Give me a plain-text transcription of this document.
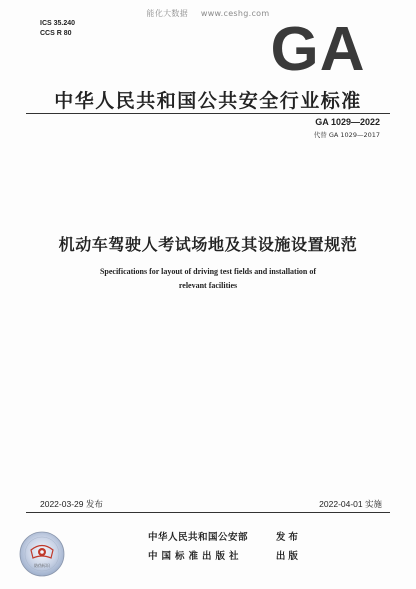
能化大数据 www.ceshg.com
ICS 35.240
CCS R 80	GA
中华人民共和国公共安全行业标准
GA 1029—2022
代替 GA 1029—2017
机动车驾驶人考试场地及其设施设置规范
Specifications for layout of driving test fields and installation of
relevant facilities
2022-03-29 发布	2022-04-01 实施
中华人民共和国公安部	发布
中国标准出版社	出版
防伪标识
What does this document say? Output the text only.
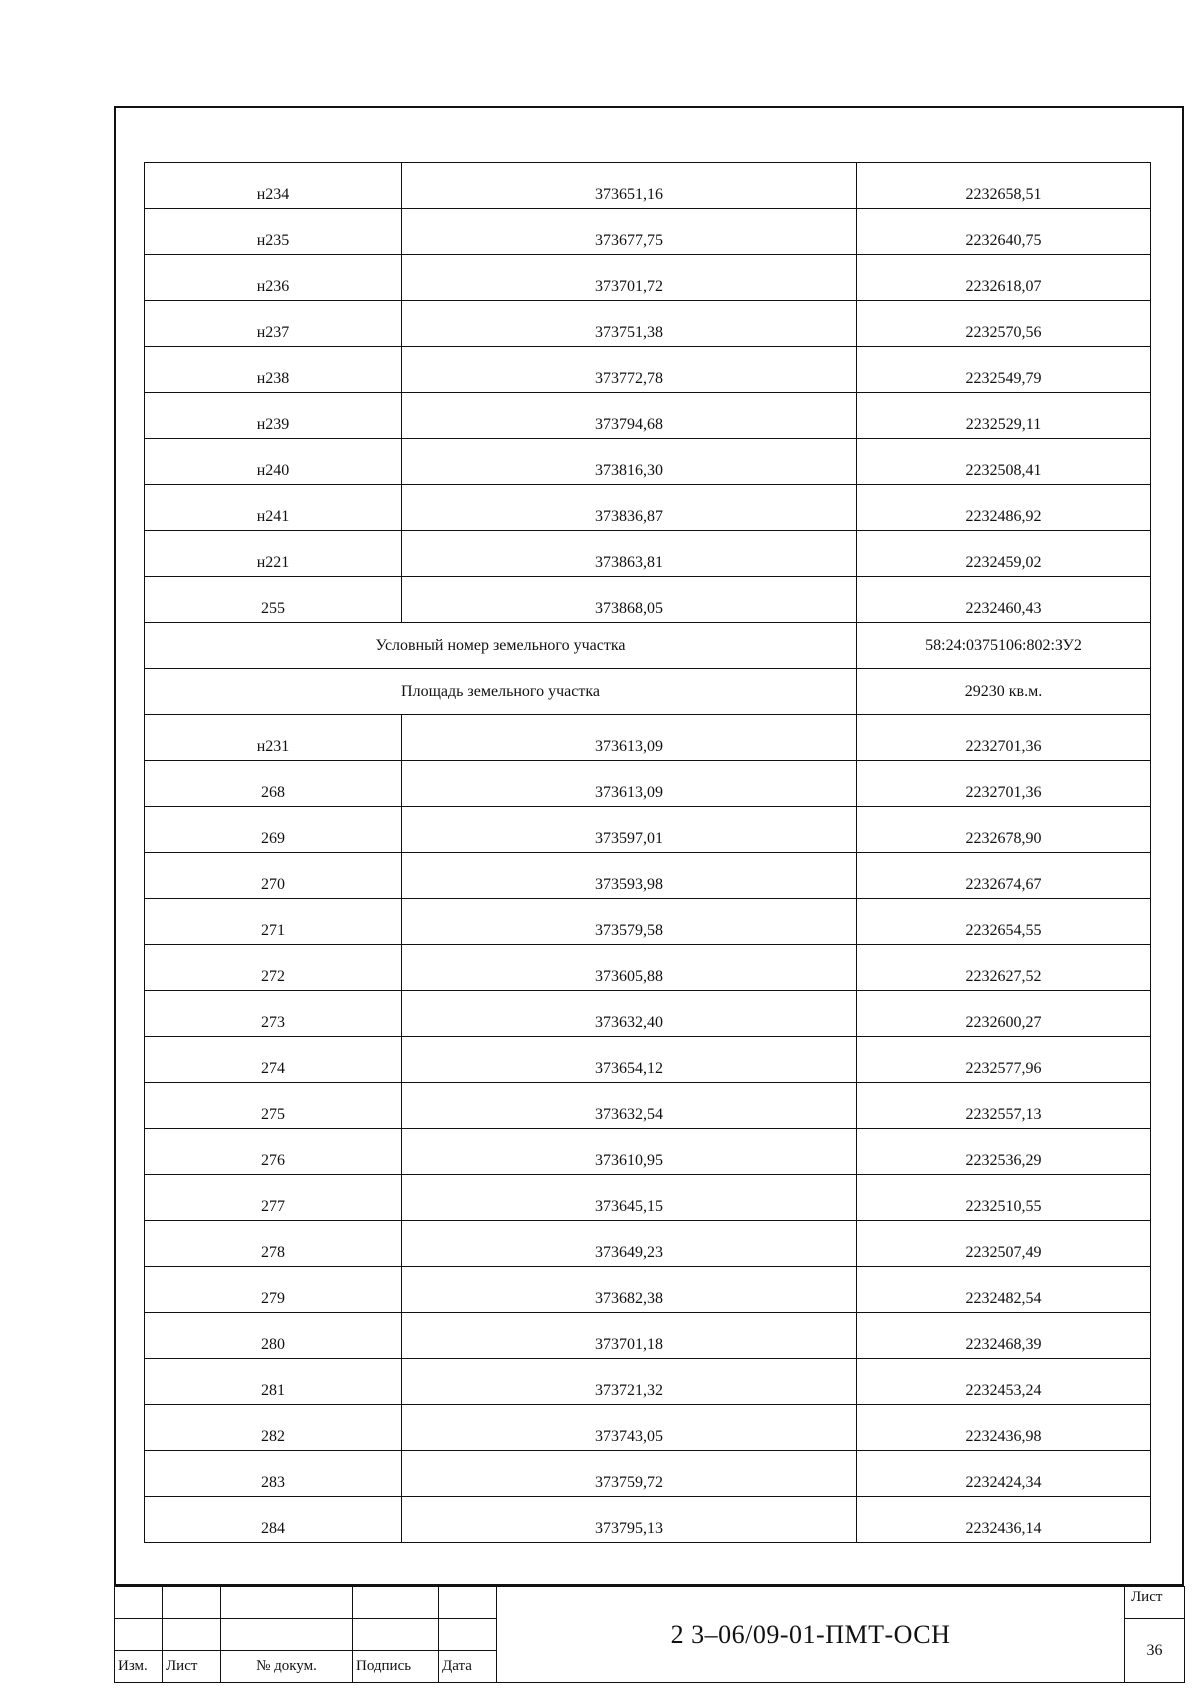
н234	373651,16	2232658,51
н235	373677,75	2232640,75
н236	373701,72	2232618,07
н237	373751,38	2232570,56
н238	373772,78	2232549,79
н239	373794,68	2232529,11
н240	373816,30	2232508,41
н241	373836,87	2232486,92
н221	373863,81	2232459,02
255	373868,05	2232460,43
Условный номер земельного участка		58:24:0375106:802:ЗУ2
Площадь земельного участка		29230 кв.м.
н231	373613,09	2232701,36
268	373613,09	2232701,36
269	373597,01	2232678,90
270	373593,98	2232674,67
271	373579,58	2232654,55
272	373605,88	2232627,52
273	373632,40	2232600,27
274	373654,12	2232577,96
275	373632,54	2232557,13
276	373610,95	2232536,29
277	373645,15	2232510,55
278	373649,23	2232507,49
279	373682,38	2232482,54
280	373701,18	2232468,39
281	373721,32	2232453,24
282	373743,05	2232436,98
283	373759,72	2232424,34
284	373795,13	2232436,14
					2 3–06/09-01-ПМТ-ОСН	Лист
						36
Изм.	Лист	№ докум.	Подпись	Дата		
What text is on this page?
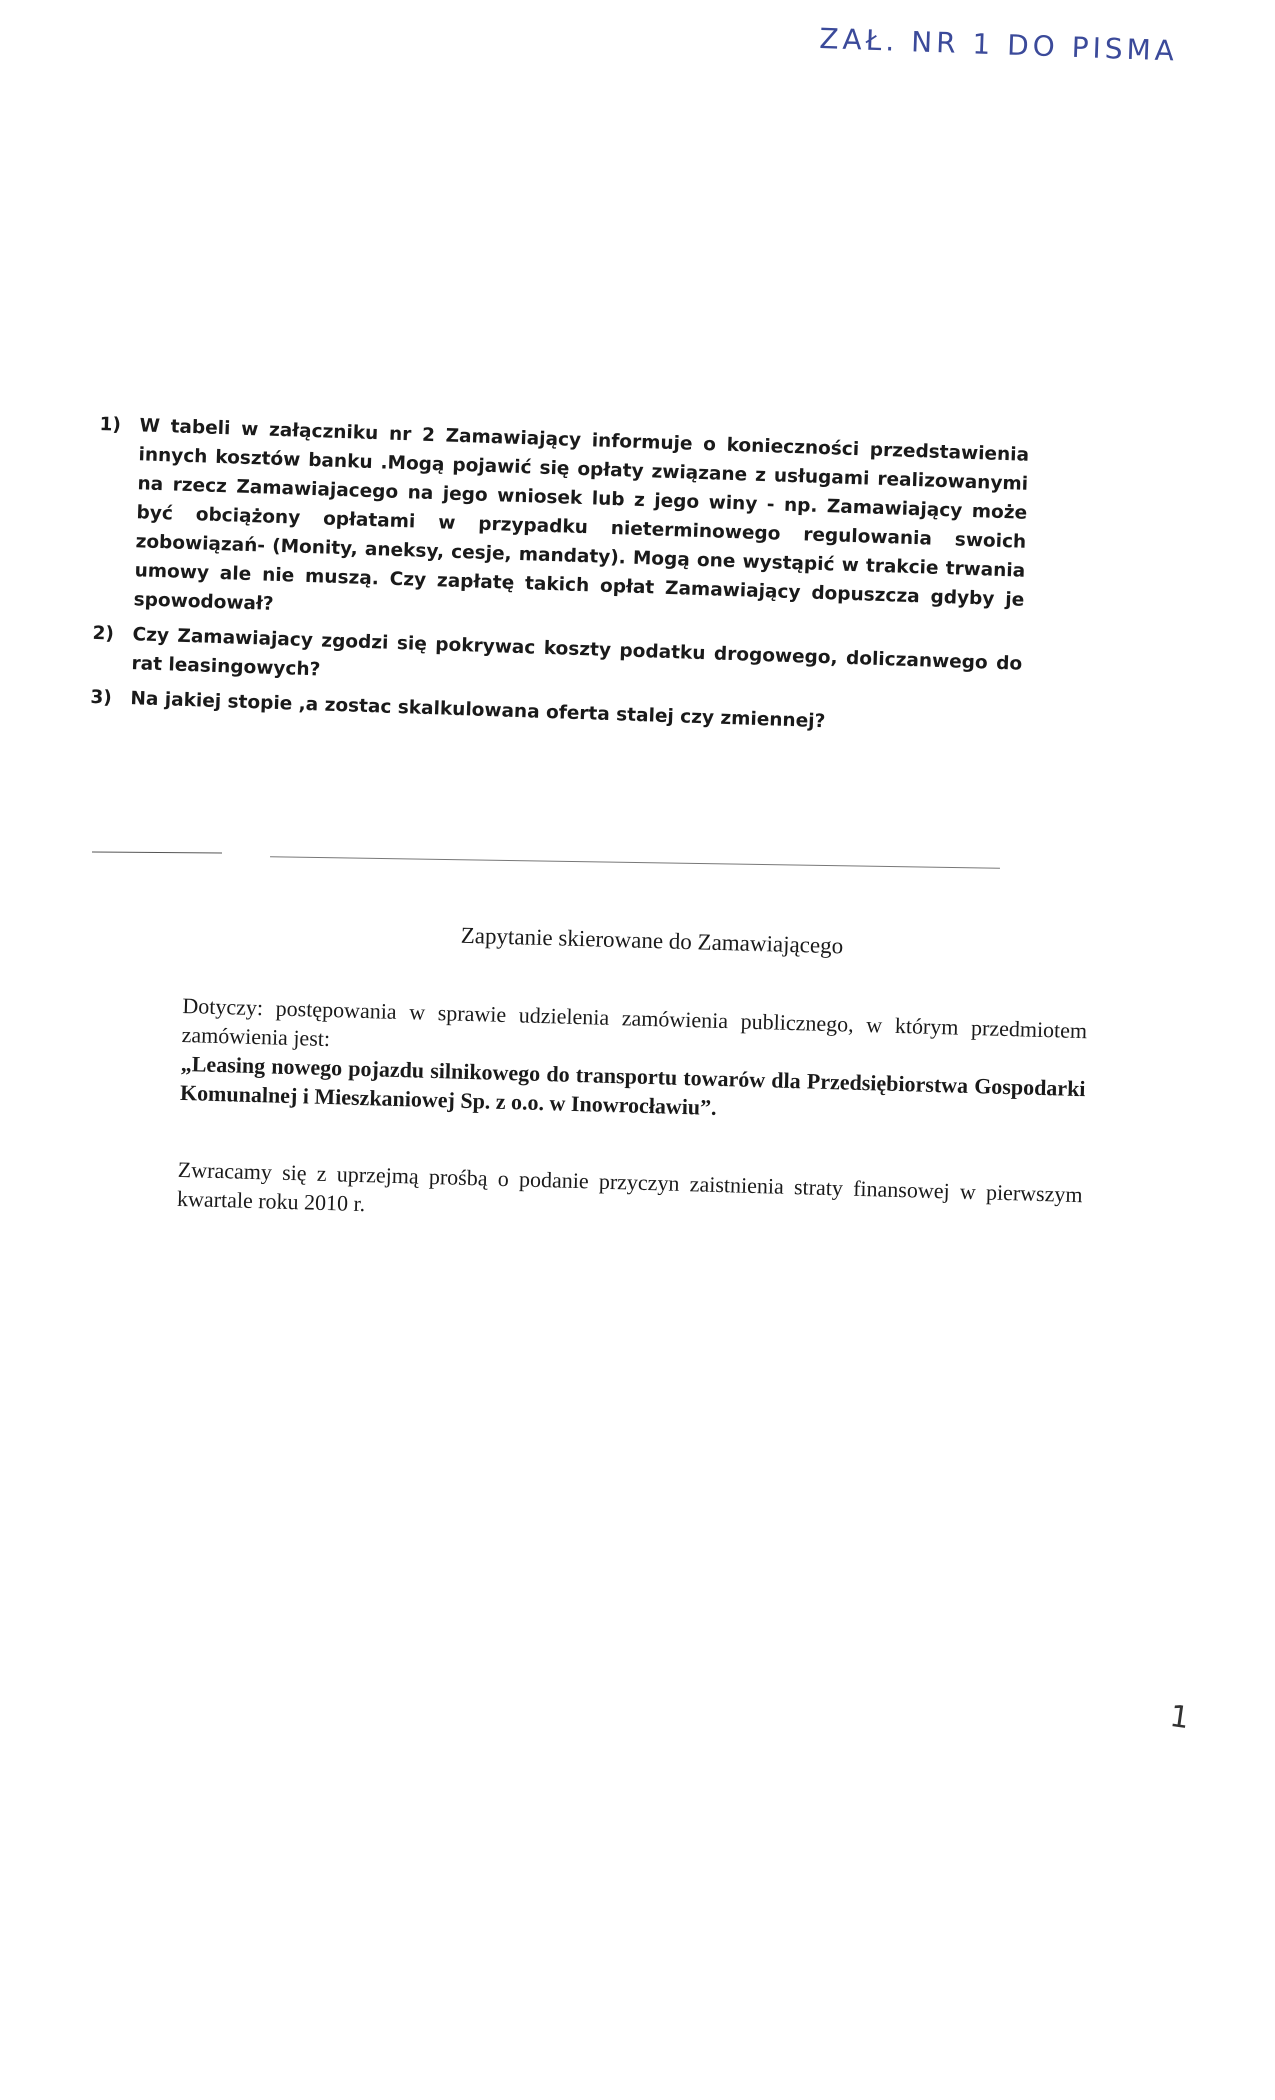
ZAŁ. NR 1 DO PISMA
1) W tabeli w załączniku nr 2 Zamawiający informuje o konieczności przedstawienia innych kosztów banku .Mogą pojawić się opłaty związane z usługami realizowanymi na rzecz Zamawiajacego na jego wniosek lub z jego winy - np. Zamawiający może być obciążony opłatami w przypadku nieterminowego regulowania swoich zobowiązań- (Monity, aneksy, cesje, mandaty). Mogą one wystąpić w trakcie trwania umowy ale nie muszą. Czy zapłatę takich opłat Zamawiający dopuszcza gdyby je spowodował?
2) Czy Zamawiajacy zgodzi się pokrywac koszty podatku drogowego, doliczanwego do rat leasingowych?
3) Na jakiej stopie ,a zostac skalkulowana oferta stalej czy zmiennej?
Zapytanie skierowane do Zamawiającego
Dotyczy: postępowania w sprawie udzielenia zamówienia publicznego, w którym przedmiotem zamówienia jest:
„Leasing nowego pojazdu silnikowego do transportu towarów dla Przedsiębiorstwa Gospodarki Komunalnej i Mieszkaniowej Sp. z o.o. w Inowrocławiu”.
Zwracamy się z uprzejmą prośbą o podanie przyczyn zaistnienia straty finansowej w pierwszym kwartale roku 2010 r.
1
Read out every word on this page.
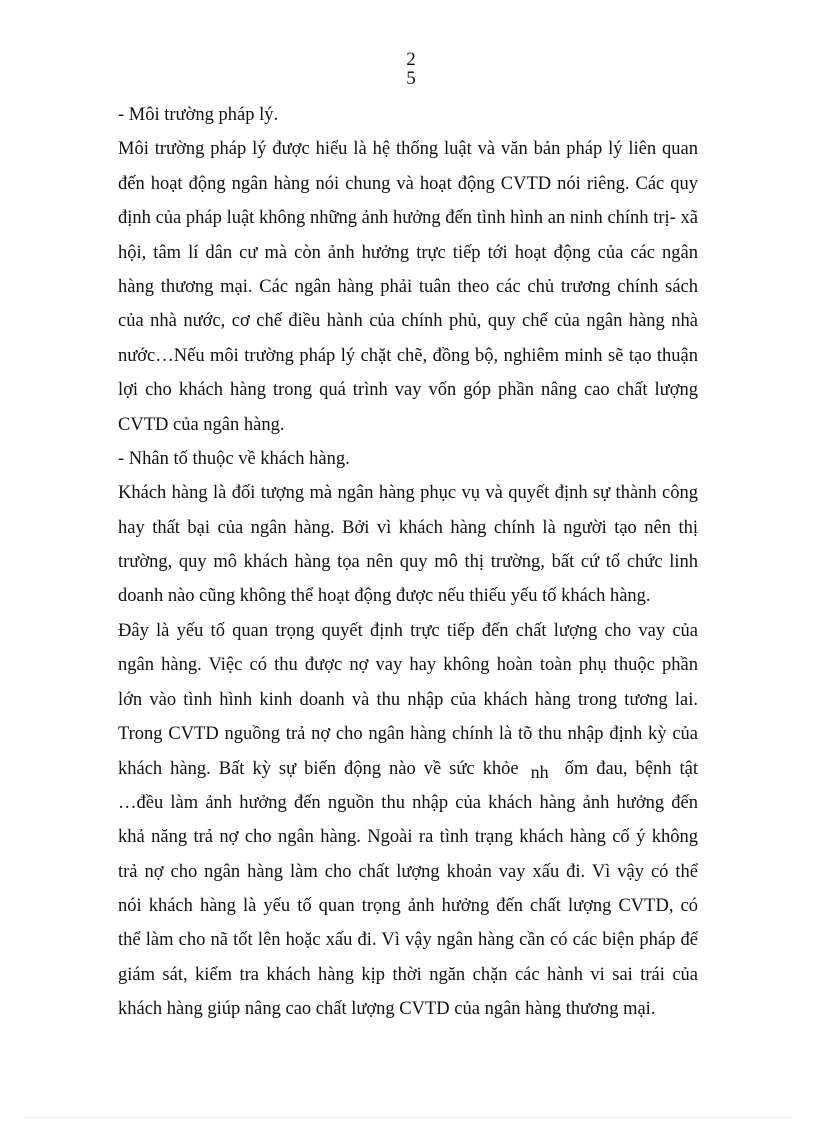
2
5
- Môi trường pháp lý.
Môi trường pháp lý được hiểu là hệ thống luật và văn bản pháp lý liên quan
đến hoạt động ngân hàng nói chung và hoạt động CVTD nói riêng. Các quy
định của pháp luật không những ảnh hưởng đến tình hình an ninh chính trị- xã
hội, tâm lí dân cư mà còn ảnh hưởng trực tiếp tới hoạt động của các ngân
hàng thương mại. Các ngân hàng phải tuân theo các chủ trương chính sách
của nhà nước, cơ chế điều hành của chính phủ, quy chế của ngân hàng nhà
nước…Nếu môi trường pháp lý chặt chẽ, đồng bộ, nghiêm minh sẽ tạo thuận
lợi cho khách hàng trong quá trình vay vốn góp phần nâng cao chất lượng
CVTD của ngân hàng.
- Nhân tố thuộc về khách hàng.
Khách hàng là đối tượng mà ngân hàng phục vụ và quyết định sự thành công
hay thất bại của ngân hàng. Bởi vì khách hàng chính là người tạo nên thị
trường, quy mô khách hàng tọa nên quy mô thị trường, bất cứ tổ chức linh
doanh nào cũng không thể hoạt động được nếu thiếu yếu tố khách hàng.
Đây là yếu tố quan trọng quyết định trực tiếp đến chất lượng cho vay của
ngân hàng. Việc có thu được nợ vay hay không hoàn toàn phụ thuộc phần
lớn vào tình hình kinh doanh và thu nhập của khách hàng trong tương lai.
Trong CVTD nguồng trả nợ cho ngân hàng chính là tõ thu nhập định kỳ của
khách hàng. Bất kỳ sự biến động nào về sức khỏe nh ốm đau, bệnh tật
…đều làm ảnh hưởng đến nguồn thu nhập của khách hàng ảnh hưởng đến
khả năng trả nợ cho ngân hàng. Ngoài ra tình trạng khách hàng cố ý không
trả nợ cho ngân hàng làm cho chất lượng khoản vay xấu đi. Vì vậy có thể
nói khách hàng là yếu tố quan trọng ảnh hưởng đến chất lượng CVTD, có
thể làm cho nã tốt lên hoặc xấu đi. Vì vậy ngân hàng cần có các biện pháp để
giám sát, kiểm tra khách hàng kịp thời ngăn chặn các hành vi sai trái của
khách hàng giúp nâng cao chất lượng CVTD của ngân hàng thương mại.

•••••

## Task details
Tell how many lines of the data include the word "luật", and nothing else.

## Exercise solution
2